WHAT TO WORK ON: In the records that follow, show each line where the word "position" is present.
__________________________________________________
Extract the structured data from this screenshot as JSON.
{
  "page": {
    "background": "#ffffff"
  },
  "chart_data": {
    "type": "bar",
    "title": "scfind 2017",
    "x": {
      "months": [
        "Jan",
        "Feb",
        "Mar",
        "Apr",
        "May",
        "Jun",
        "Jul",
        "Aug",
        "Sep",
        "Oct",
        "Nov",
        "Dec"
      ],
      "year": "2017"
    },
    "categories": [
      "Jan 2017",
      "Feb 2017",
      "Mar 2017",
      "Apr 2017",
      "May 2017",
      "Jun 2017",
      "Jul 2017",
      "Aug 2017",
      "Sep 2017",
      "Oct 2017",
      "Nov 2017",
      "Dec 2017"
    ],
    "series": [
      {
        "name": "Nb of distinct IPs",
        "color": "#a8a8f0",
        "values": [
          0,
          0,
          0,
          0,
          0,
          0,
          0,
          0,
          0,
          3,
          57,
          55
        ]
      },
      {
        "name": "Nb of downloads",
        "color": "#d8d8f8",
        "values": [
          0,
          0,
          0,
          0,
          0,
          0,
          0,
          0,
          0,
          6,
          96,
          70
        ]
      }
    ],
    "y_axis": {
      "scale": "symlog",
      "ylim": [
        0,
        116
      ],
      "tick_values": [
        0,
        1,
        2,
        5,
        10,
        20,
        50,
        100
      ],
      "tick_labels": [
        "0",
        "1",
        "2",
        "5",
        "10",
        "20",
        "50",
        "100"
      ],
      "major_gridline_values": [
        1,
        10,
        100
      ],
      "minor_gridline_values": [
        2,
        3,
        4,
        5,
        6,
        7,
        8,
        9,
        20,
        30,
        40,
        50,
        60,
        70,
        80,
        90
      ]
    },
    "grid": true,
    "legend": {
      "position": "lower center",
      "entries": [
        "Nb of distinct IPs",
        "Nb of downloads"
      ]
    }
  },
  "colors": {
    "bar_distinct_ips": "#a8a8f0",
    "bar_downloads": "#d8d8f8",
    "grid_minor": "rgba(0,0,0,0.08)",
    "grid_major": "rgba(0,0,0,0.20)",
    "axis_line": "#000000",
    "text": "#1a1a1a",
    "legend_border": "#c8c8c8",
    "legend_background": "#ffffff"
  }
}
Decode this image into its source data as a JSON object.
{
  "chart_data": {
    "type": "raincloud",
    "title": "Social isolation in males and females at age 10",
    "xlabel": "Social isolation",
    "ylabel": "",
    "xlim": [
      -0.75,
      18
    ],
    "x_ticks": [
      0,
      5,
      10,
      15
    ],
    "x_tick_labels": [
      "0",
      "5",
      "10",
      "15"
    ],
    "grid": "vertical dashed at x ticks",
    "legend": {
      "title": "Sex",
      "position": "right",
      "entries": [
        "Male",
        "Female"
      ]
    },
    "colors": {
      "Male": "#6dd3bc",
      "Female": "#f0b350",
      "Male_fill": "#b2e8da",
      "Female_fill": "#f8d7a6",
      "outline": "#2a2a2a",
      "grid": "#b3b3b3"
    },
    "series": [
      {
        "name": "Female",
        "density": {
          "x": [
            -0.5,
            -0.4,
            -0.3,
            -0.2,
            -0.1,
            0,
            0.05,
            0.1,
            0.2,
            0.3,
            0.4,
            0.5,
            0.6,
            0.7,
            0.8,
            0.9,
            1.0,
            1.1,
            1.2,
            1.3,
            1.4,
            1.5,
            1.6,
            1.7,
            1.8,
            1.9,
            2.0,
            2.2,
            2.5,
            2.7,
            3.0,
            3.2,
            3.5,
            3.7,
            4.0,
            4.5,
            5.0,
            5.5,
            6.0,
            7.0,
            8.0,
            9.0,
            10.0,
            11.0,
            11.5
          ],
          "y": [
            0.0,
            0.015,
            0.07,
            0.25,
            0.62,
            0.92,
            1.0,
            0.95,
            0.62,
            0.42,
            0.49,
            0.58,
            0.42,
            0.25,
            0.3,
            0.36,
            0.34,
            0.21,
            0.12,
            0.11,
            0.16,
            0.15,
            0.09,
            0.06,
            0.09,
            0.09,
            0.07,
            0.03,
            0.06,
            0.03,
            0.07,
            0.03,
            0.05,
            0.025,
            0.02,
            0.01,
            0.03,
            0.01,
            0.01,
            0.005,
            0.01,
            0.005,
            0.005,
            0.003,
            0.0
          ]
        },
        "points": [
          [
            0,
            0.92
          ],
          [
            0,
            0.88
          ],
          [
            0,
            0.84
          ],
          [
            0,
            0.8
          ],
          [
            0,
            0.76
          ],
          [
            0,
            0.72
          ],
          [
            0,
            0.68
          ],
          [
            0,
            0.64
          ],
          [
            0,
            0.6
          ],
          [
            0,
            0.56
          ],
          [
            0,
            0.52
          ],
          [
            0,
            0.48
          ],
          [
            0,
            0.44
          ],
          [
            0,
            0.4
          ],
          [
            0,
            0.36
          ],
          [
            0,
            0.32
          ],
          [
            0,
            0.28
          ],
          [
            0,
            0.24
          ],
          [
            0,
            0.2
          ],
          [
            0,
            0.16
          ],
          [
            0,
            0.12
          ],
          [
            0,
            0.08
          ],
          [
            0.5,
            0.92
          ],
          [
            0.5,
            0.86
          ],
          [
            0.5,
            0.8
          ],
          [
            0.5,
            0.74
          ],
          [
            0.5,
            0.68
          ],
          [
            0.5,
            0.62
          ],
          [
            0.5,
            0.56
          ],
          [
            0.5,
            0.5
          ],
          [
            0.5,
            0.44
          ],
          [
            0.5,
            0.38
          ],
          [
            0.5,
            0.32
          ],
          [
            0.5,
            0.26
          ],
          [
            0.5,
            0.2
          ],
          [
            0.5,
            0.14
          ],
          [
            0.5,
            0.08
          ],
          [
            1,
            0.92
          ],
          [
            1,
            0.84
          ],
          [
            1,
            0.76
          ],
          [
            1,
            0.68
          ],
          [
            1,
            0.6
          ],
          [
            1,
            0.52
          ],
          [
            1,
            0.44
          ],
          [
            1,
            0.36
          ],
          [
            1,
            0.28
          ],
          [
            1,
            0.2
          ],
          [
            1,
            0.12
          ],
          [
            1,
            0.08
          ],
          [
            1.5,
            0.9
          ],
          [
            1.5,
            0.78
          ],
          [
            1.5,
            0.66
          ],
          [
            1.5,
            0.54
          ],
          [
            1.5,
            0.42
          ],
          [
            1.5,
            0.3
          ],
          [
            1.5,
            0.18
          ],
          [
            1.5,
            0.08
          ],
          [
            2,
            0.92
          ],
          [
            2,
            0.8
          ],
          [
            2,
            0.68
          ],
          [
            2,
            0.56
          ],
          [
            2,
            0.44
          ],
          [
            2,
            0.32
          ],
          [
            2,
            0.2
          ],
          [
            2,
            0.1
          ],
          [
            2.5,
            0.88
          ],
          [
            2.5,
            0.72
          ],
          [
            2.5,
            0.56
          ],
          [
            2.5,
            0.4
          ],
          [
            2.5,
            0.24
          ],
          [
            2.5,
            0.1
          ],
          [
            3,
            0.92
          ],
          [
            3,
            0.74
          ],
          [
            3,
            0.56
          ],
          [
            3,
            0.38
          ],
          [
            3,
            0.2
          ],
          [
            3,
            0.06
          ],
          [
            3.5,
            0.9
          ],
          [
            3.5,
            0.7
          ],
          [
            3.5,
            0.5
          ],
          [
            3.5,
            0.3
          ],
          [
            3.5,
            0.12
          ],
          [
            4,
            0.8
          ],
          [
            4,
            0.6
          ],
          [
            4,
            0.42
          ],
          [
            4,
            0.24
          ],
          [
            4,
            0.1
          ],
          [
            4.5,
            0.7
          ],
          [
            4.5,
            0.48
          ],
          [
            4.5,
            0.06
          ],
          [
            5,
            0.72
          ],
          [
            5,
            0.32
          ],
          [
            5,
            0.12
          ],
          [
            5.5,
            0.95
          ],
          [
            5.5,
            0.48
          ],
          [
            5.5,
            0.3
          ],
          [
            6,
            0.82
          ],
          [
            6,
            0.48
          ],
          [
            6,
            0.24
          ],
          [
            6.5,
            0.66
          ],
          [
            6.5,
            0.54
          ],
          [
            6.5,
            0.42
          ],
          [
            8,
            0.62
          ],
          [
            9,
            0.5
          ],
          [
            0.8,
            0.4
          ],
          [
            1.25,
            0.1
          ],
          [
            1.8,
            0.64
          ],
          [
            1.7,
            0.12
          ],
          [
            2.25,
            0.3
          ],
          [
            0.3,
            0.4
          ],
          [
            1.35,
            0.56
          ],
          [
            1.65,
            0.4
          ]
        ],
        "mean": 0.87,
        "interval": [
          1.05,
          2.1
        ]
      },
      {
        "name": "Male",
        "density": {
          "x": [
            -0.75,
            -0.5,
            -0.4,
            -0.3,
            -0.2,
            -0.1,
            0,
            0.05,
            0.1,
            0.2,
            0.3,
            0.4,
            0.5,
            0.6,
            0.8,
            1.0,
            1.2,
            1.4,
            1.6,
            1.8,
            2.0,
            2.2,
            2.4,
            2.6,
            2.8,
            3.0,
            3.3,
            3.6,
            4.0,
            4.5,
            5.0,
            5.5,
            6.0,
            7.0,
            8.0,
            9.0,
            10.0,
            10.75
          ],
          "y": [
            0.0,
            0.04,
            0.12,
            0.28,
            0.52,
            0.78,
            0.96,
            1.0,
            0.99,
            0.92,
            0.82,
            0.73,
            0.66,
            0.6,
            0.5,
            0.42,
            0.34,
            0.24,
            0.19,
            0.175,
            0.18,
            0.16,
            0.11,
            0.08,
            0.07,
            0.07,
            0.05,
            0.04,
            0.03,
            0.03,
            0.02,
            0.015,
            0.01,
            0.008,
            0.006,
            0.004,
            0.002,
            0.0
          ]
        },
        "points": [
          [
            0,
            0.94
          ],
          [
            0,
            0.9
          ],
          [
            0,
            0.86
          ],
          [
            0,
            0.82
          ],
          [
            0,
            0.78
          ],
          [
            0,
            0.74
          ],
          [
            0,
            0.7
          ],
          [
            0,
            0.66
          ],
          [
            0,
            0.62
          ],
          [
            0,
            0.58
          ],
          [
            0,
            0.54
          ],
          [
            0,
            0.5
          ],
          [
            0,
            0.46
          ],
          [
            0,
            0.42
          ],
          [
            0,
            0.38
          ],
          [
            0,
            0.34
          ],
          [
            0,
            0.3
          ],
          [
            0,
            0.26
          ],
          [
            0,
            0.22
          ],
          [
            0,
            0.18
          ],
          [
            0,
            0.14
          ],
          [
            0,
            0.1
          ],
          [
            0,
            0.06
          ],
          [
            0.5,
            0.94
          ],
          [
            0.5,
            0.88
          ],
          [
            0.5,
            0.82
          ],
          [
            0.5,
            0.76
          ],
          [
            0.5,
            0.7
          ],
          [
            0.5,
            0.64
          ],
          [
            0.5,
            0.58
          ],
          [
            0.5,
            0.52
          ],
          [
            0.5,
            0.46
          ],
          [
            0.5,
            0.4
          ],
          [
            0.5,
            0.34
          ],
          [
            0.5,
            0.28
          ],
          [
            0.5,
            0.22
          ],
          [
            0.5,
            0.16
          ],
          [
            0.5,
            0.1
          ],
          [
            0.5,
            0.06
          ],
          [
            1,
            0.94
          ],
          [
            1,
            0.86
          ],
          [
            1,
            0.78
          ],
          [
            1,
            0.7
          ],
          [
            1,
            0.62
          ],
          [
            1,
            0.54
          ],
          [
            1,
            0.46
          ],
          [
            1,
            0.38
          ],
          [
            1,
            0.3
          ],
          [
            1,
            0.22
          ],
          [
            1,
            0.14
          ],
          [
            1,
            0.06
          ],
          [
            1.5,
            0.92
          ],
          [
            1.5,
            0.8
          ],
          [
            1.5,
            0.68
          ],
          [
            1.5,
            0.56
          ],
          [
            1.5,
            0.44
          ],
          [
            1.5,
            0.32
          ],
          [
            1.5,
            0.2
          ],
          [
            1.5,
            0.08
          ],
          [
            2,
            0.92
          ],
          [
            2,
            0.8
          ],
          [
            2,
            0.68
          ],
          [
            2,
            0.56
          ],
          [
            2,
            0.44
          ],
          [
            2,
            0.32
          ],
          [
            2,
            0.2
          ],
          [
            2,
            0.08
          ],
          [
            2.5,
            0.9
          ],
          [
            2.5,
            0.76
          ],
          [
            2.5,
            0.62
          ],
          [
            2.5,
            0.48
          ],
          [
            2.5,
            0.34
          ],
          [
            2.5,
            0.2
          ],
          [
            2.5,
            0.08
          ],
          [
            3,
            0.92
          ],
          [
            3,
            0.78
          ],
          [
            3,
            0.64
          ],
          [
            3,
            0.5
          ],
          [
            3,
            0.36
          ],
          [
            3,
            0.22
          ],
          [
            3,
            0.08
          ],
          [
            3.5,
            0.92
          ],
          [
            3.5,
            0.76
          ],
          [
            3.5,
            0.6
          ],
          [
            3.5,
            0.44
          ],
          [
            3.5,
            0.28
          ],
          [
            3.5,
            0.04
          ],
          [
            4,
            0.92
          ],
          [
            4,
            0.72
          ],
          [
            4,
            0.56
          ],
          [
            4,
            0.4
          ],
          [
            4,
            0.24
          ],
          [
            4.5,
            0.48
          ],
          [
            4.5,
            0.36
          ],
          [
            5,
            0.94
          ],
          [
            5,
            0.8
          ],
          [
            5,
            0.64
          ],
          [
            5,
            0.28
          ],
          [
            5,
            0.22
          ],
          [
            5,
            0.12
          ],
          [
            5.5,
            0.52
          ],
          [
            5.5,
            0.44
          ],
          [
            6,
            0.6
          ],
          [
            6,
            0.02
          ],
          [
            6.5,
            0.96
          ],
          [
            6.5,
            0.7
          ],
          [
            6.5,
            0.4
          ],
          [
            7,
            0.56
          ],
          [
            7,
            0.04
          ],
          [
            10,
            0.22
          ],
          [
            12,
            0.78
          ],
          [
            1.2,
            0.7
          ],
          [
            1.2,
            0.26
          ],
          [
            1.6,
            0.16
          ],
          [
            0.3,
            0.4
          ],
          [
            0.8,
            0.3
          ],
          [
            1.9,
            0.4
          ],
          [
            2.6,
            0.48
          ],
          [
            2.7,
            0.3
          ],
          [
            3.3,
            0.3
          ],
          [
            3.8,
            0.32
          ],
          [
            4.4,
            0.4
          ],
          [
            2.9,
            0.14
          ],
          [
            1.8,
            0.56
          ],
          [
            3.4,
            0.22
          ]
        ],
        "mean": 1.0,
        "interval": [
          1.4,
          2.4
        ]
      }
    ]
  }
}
__________________________________________________
RESPONSE BELOW:
      "position": "lower center",
      "position": "right",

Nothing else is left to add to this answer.